**PROBLEM DESCRIPTION:**
Copy each line of the records that contains the word "source".

[Collected data entries]
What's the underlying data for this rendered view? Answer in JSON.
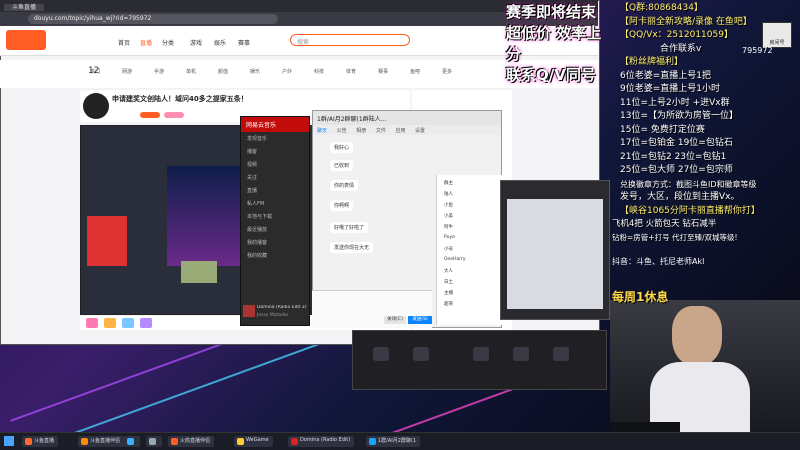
{
  "browser": {
    "tab_title": "斗鱼直播",
    "url": "douyu.com/topic/yihua_wj?rid=795972",
    "nav_items": [
      "首页",
      "直播",
      "分类",
      "游戏",
      "娱乐",
      "赛事"
    ],
    "active_nav": 1,
    "search_placeholder": "搜索",
    "categories": [
      "热门",
      "网游",
      "手游",
      "单机",
      "颜值",
      "娱乐",
      "户外",
      "科技",
      "体育",
      "赛事",
      "鱼吧",
      "更多"
    ]
  },
  "stream": {
    "title": "申请建奖文创陆人！域问40多之提家五条！",
    "viewer_count": "12"
  },
  "music_app": {
    "title": "网易云音乐",
    "items": [
      "发现音乐",
      "播客",
      "视频",
      "关注",
      "直播",
      "私人FM",
      "本地与下载",
      "最近播放",
      "我的播客",
      "我的收藏"
    ],
    "now_playing": "Domina (Radio Edit 2)",
    "artist": "Jessy Matador"
  },
  "qq_chat": {
    "title": "1群/AI月2群聊(1群陆人...",
    "tabs": [
      "聊天",
      "公告",
      "相册",
      "文件",
      "应用",
      "设置"
    ],
    "messages": [
      "我好心",
      "已收到",
      "你的表情",
      "你啊啊",
      "好哦了好啦了",
      "发送你现在大无"
    ],
    "members": [
      "群主",
      "陆人",
      "小鱼",
      "小美",
      "阿牛",
      "Puyo",
      "小号",
      "OneHarry",
      "大人",
      "日土",
      "主播",
      "超哥"
    ],
    "send_button": "发送(S)",
    "close_button": "关闭(C)"
  },
  "overlay": {
    "promo_lines": [
      "赛季即将结束",
      "超低价 效率上分",
      "联系Q/V同号"
    ],
    "info_lines": [
      "【Q群:80868434】",
      "【阿卡丽全新攻略/录像 在鱼吧】",
      "【QQ/Vx：2512011059】",
      "合作联系v",
      "【粉丝牌福利】",
      "6位老婆=直播上号1把",
      "9位老婆=直播上号1小时",
      "11位=上号2小时 +进Vx群",
      "13位=【为所欲为房管一位】",
      "15位= 免费打定位赛",
      "17位=包铂金  19位=包钻石",
      "21位=包钻2   23位=包钻1",
      "25位=包大师  27位=包宗师",
      "兑换徽章方式：截图斗鱼ID和徽章等级",
      "发号，大区，段位到主播Vx。",
      "【峡谷1065分阿卡丽直播帮你打】"
    ],
    "lower_lines": [
      "飞机4把  火箭包天  钻石减半",
      "钻粉=房管+打号  代打至臻/双城等级!"
    ],
    "streamer_tag": "抖音：斗鱼、托尼老师Akl",
    "weekly_rest": "每周1休息",
    "room_badge": "房间号",
    "room_number": "795972"
  },
  "taskbar": {
    "items": [
      "斗鱼直播",
      "斗鱼直播伴侣",
      "",
      "",
      "火箭直播伴侣",
      "WeGame",
      "Domina (Radio Edit)",
      "1群/AI月2群聊(1"
    ],
    "icon_colors": [
      "#ff6a2b",
      "#ff8a00",
      "#3ab0ff",
      "#9aa",
      "#ff5d23",
      "#ffcc33",
      "#e02020",
      "#19a6ff"
    ]
  },
  "colors": {
    "douyu_orange": "#ff5d23",
    "overlay_yellow": "#ffef6a"
  }
}
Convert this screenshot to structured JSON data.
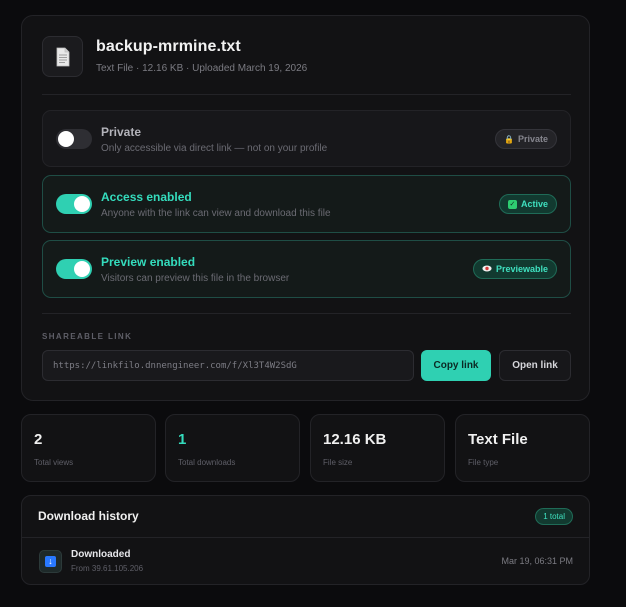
{
  "file": {
    "name": "backup-mrmine.txt",
    "meta": "Text File · 12.16 KB · Uploaded March 19, 2026",
    "icon": "document-icon"
  },
  "settings": [
    {
      "title": "Private",
      "description": "Only accessible via direct link — not on your profile",
      "enabled": false,
      "badge": "Private",
      "badge_icon": "lock-icon"
    },
    {
      "title": "Access enabled",
      "description": "Anyone with the link can view and download this file",
      "enabled": true,
      "badge": "Active",
      "badge_icon": "check-icon"
    },
    {
      "title": "Preview enabled",
      "description": "Visitors can preview this file in the browser",
      "enabled": true,
      "badge": "Previewable",
      "badge_icon": "eye-icon"
    }
  ],
  "share": {
    "label": "SHAREABLE LINK",
    "url": "https://linkfilo.dnnengineer.com/f/Xl3T4W2SdG",
    "copy_label": "Copy link",
    "open_label": "Open link"
  },
  "stats": [
    {
      "value": "2",
      "label": "Total views"
    },
    {
      "value": "1",
      "label": "Total downloads"
    },
    {
      "value": "12.16 KB",
      "label": "File size"
    },
    {
      "value": "Text File",
      "label": "File type"
    }
  ],
  "history": {
    "title": "Download history",
    "total_badge": "1 total",
    "events": [
      {
        "title": "Downloaded",
        "source": "From 39.61.105.206",
        "time": "Mar 19, 06:31 PM",
        "icon": "download-icon"
      }
    ]
  },
  "colors": {
    "accent": "#2fd0b2",
    "background": "#0b0b0d",
    "card": "#121214"
  }
}
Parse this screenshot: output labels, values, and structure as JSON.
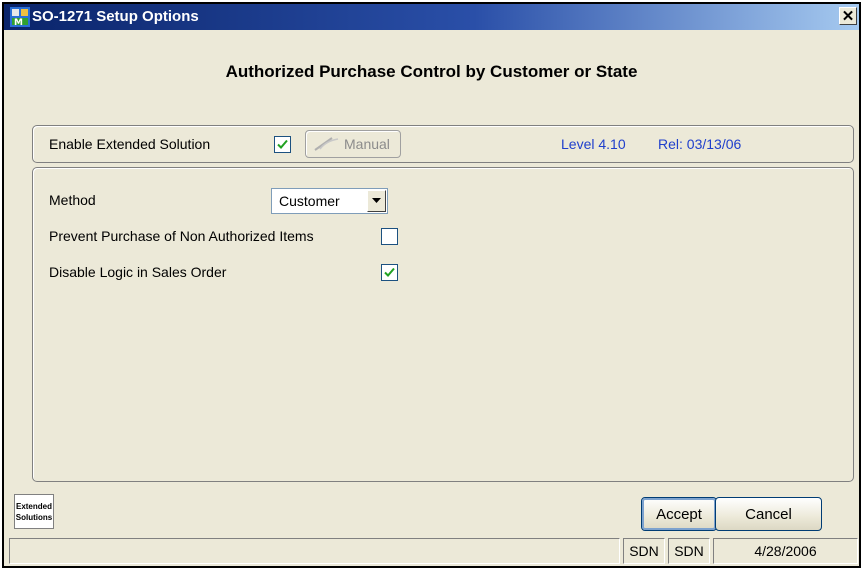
{
  "window": {
    "title": "SO-1271 Setup Options",
    "close_glyph": "✕"
  },
  "heading": "Authorized Purchase Control by Customer or State",
  "enable_panel": {
    "enable_label": "Enable Extended Solution",
    "enable_checked": true,
    "manual_label": "Manual",
    "level": "Level 4.10",
    "release": "Rel: 03/13/06"
  },
  "options": {
    "method_label": "Method",
    "method_value": "Customer",
    "prevent_label": "Prevent Purchase of Non Authorized Items",
    "prevent_checked": false,
    "disable_label": "Disable Logic in Sales Order",
    "disable_checked": true
  },
  "footer": {
    "logo_line1": "Extended",
    "logo_line2": "Solutions",
    "accept_label": "Accept",
    "cancel_label": "Cancel"
  },
  "statusbar": {
    "company": "SDN",
    "user": "SDN",
    "date": "4/28/2006"
  },
  "icons": {
    "app": "app-icon",
    "check": "checkmark-icon",
    "manual": "manual-wand-icon",
    "dropdown": "dropdown-arrow-icon"
  },
  "colors": {
    "titlebar": "#0a246a",
    "face": "#ece9d8",
    "link_blue": "#1f3fcc",
    "check_green": "#21a121"
  }
}
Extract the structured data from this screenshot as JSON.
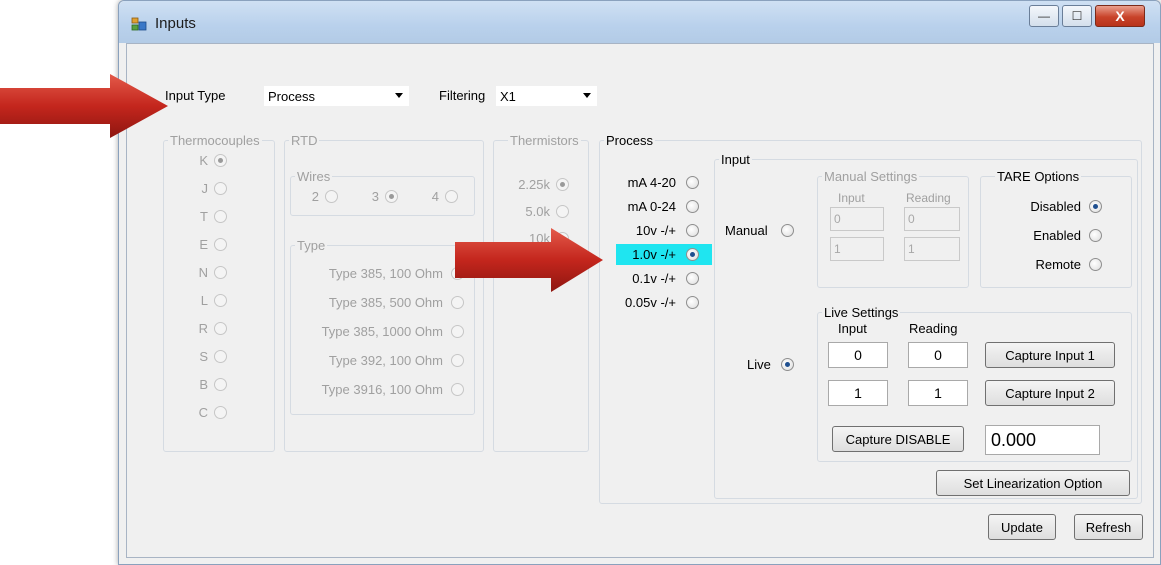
{
  "window": {
    "title": "Inputs",
    "min_glyph": "—",
    "max_glyph": "☐",
    "close_glyph": "X"
  },
  "header": {
    "input_type_label": "Input Type",
    "input_type_value": "Process",
    "filtering_label": "Filtering",
    "filtering_value": "X1"
  },
  "thermocouples": {
    "title": "Thermocouples",
    "items": [
      {
        "label": "K",
        "checked": true
      },
      {
        "label": "J",
        "checked": false
      },
      {
        "label": "T",
        "checked": false
      },
      {
        "label": "E",
        "checked": false
      },
      {
        "label": "N",
        "checked": false
      },
      {
        "label": "L",
        "checked": false
      },
      {
        "label": "R",
        "checked": false
      },
      {
        "label": "S",
        "checked": false
      },
      {
        "label": "B",
        "checked": false
      },
      {
        "label": "C",
        "checked": false
      }
    ]
  },
  "rtd": {
    "title": "RTD",
    "wires_title": "Wires",
    "wires": [
      {
        "label": "2",
        "checked": false
      },
      {
        "label": "3",
        "checked": true
      },
      {
        "label": "4",
        "checked": false
      }
    ],
    "type_title": "Type",
    "types": [
      {
        "label": "Type 385,  100 Ohm",
        "checked": true
      },
      {
        "label": "Type 385,  500 Ohm",
        "checked": false
      },
      {
        "label": "Type 385,  1000 Ohm",
        "checked": false
      },
      {
        "label": "Type 392,  100 Ohm",
        "checked": false
      },
      {
        "label": "Type 3916,  100 Ohm",
        "checked": false
      }
    ]
  },
  "thermistors": {
    "title": "Thermistors",
    "items": [
      {
        "label": "2.25k",
        "checked": true
      },
      {
        "label": "5.0k",
        "checked": false
      },
      {
        "label": "10k",
        "checked": false
      }
    ]
  },
  "process": {
    "title": "Process",
    "items": [
      {
        "label": "mA 4-20",
        "checked": false,
        "highlight": false
      },
      {
        "label": "mA 0-24",
        "checked": false,
        "highlight": false
      },
      {
        "label": "10v -/+",
        "checked": false,
        "highlight": false
      },
      {
        "label": "1.0v -/+",
        "checked": true,
        "highlight": true
      },
      {
        "label": "0.1v -/+",
        "checked": false,
        "highlight": false
      },
      {
        "label": "0.05v -/+",
        "checked": false,
        "highlight": false
      }
    ],
    "highlight_color": "#1fe5f0"
  },
  "input": {
    "title": "Input",
    "manual_label": "Manual",
    "manual_checked": false,
    "live_label": "Live",
    "live_checked": true,
    "manual_settings": {
      "title": "Manual Settings",
      "input_header": "Input",
      "reading_header": "Reading",
      "rows": [
        {
          "input": "0",
          "reading": "0"
        },
        {
          "input": "1",
          "reading": "1"
        }
      ]
    },
    "tare": {
      "title": "TARE Options",
      "options": [
        {
          "label": "Disabled",
          "checked": true
        },
        {
          "label": "Enabled",
          "checked": false
        },
        {
          "label": "Remote",
          "checked": false
        }
      ]
    },
    "live_settings": {
      "title": "Live Settings",
      "input_header": "Input",
      "reading_header": "Reading",
      "rows": [
        {
          "input": "0",
          "reading": "0"
        },
        {
          "input": "1",
          "reading": "1"
        }
      ],
      "capture_input_1": "Capture Input 1",
      "capture_input_2": "Capture Input 2",
      "capture_disable": "Capture DISABLE",
      "value": "0.000"
    },
    "set_linearization": "Set Linearization Option"
  },
  "footer": {
    "update": "Update",
    "refresh": "Refresh"
  },
  "colors": {
    "arrow_red": "#c4261d",
    "selection_cyan": "#1fe5f0"
  }
}
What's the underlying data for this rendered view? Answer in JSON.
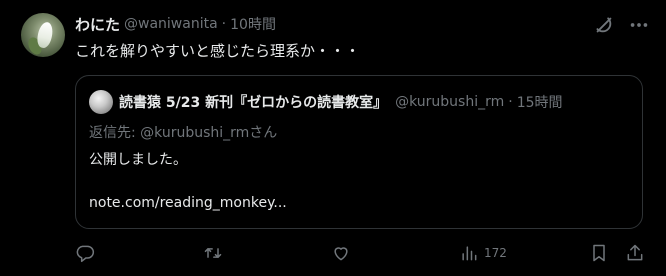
{
  "tweet": {
    "display_name": "わにた",
    "handle": "@waniwanita",
    "separator": "·",
    "time": "10時間",
    "text": "これを解りやすいと感じたら理系か・・・"
  },
  "quote": {
    "display_name": "読書猿 5/23 新刊『ゼロからの読書教室』",
    "handle": "@kurubushi_rm",
    "separator": "·",
    "time": "15時間",
    "reply_to": "返信先: @kurubushi_rmさん",
    "line1": "公開しました。",
    "line2": "note.com/reading_monkey..."
  },
  "actions": {
    "views_count": "172"
  },
  "icons": {
    "grok": "grok-icon",
    "more": "more-icon",
    "reply": "reply-icon",
    "retweet": "retweet-icon",
    "like": "like-icon",
    "views": "views-icon",
    "bookmark": "bookmark-icon",
    "share": "share-icon"
  },
  "colors": {
    "background": "#000000",
    "text_primary": "#e7e9ea",
    "text_secondary": "#71767b",
    "border": "#2f3336"
  }
}
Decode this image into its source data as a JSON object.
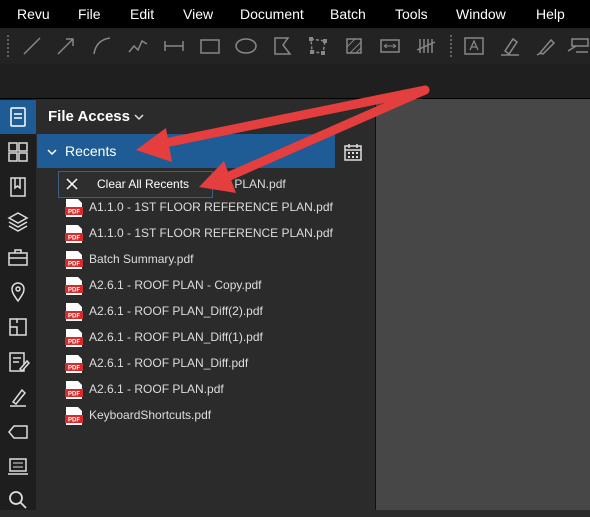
{
  "menu": [
    "Revu",
    "File",
    "Edit",
    "View",
    "Document",
    "Batch",
    "Tools",
    "Window",
    "Help"
  ],
  "panel": {
    "title": "File Access",
    "section": "Recents"
  },
  "context_menu": {
    "label": "Clear All Recents",
    "partial_hidden_text": "NG PLAN.pdf"
  },
  "files": [
    "A1.1.0 - 1ST FLOOR REFERENCE PLAN.pdf",
    "A1.1.0 - 1ST FLOOR REFERENCE PLAN.pdf",
    "Batch Summary.pdf",
    "A2.6.1 - ROOF PLAN - Copy.pdf",
    "A2.6.1 - ROOF PLAN_Diff(2).pdf",
    "A2.6.1 - ROOF PLAN_Diff(1).pdf",
    "A2.6.1 - ROOF PLAN_Diff.pdf",
    "A2.6.1 - ROOF PLAN.pdf",
    "KeyboardShortcuts.pdf"
  ],
  "pdf_icon_text": "PDF",
  "colors": {
    "accent": "#1f5b95",
    "arrow": "#e53e3e",
    "pdf_red": "#d62b2b"
  }
}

**EXPECTED ANSWER:**
        "source": "From 39.61.105.206",
Decode this image into its source data as a JSON object.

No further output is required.